- [Available data]
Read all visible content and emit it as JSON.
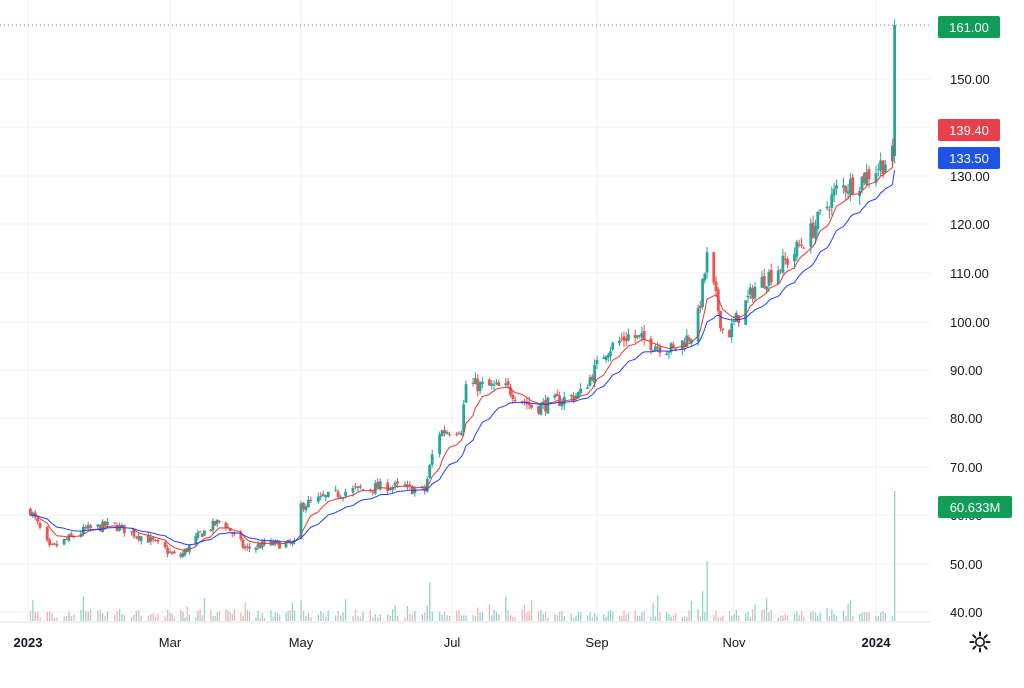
{
  "chart_data": {
    "type": "candlestick",
    "y_axis": {
      "ticks": [
        "150.00",
        "130.00",
        "120.00",
        "110.00",
        "100.00",
        "90.00",
        "80.00",
        "70.00",
        "60.00",
        "50.00",
        "40.00"
      ],
      "ylim": [
        38,
        163
      ]
    },
    "x_axis": {
      "labels": [
        "2023",
        "Mar",
        "May",
        "Jul",
        "Sep",
        "Nov",
        "2024"
      ]
    },
    "price_labels": {
      "last": "161.00",
      "ma_fast": "139.40",
      "ma_slow": "133.50",
      "volume": "60.633M"
    },
    "colors": {
      "up": "#26a69a",
      "down": "#ef5350",
      "ma_fast": "#e53935",
      "ma_slow": "#1e40ff",
      "last_label": "#0f9d58",
      "ma_fast_label": "#e5404b",
      "ma_slow_label": "#1e53e5",
      "volume_up": "#8fd6c8",
      "volume_down": "#f4b4b1"
    },
    "price_anchors": [
      [
        "2023-01-02",
        61
      ],
      [
        "2023-01-10",
        53
      ],
      [
        "2023-01-25",
        57
      ],
      [
        "2023-02-05",
        58
      ],
      [
        "2023-02-20",
        55
      ],
      [
        "2023-03-05",
        51
      ],
      [
        "2023-03-15",
        56
      ],
      [
        "2023-03-25",
        59
      ],
      [
        "2023-04-05",
        53
      ],
      [
        "2023-04-15",
        54
      ],
      [
        "2023-04-28",
        54
      ],
      [
        "2023-05-01",
        62
      ],
      [
        "2023-05-20",
        65
      ],
      [
        "2023-06-05",
        66
      ],
      [
        "2023-06-20",
        65
      ],
      [
        "2023-06-25",
        77
      ],
      [
        "2023-07-05",
        78
      ],
      [
        "2023-07-07",
        87
      ],
      [
        "2023-07-25",
        86
      ],
      [
        "2023-08-05",
        82
      ],
      [
        "2023-08-25",
        85
      ],
      [
        "2023-09-05",
        94
      ],
      [
        "2023-09-15",
        97
      ],
      [
        "2023-10-05",
        94
      ],
      [
        "2023-10-15",
        98
      ],
      [
        "2023-10-20",
        113
      ],
      [
        "2023-10-28",
        96
      ],
      [
        "2023-11-10",
        107
      ],
      [
        "2023-11-25",
        113
      ],
      [
        "2023-12-05",
        119
      ],
      [
        "2023-12-15",
        127
      ],
      [
        "2023-12-25",
        129
      ],
      [
        "2024-01-05",
        133
      ],
      [
        "2024-01-08",
        134
      ],
      [
        "2024-01-09",
        161
      ]
    ],
    "volume_spikes": [
      [
        "2023-05-01",
        10
      ],
      [
        "2023-06-22",
        18
      ],
      [
        "2023-07-02",
        25
      ],
      [
        "2023-10-20",
        28
      ],
      [
        "2023-10-18",
        14
      ],
      [
        "2023-11-05",
        12
      ],
      [
        "2023-12-20",
        8
      ],
      [
        "2024-01-09",
        60.633
      ]
    ]
  }
}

- [Short task] Reproduce every line of the material precisely, omitting its pictures.

- [Result for this exercise]
Read all visible content and emit it as JSON.
{
  "chart_data": {
    "type": "candlestick",
    "y_axis": {
      "ticks": [
        "150.00",
        "130.00",
        "120.00",
        "110.00",
        "100.00",
        "90.00",
        "80.00",
        "70.00",
        "60.00",
        "50.00",
        "40.00"
      ],
      "ylim": [
        38,
        163
      ]
    },
    "x_axis": {
      "labels": [
        "2023",
        "Mar",
        "May",
        "Jul",
        "Sep",
        "Nov",
        "2024"
      ]
    },
    "price_labels": {
      "last": "161.00",
      "ma_fast": "139.40",
      "ma_slow": "133.50",
      "volume": "60.633M"
    },
    "colors": {
      "up": "#26a69a",
      "down": "#ef5350",
      "ma_fast": "#e53935",
      "ma_slow": "#1e40ff",
      "last_label": "#0f9d58",
      "ma_fast_label": "#e5404b",
      "ma_slow_label": "#1e53e5",
      "volume_up": "#8fd6c8",
      "volume_down": "#f4b4b1"
    },
    "price_anchors": [
      [
        "2023-01-02",
        61
      ],
      [
        "2023-01-10",
        53
      ],
      [
        "2023-01-25",
        57
      ],
      [
        "2023-02-05",
        58
      ],
      [
        "2023-02-20",
        55
      ],
      [
        "2023-03-05",
        51
      ],
      [
        "2023-03-15",
        56
      ],
      [
        "2023-03-25",
        59
      ],
      [
        "2023-04-05",
        53
      ],
      [
        "2023-04-15",
        54
      ],
      [
        "2023-04-28",
        54
      ],
      [
        "2023-05-01",
        62
      ],
      [
        "2023-05-20",
        65
      ],
      [
        "2023-06-05",
        66
      ],
      [
        "2023-06-20",
        65
      ],
      [
        "2023-06-25",
        77
      ],
      [
        "2023-07-05",
        78
      ],
      [
        "2023-07-07",
        87
      ],
      [
        "2023-07-25",
        86
      ],
      [
        "2023-08-05",
        82
      ],
      [
        "2023-08-25",
        85
      ],
      [
        "2023-09-05",
        94
      ],
      [
        "2023-09-15",
        97
      ],
      [
        "2023-10-05",
        94
      ],
      [
        "2023-10-15",
        98
      ],
      [
        "2023-10-20",
        113
      ],
      [
        "2023-10-28",
        96
      ],
      [
        "2023-11-10",
        107
      ],
      [
        "2023-11-25",
        113
      ],
      [
        "2023-12-05",
        119
      ],
      [
        "2023-12-15",
        127
      ],
      [
        "2023-12-25",
        129
      ],
      [
        "2024-01-05",
        133
      ],
      [
        "2024-01-08",
        134
      ],
      [
        "2024-01-09",
        161
      ]
    ],
    "volume_spikes": [
      [
        "2023-05-01",
        10
      ],
      [
        "2023-06-22",
        18
      ],
      [
        "2023-07-02",
        25
      ],
      [
        "2023-10-20",
        28
      ],
      [
        "2023-10-18",
        14
      ],
      [
        "2023-11-05",
        12
      ],
      [
        "2023-12-20",
        8
      ],
      [
        "2024-01-09",
        60.633
      ]
    ]
  }
}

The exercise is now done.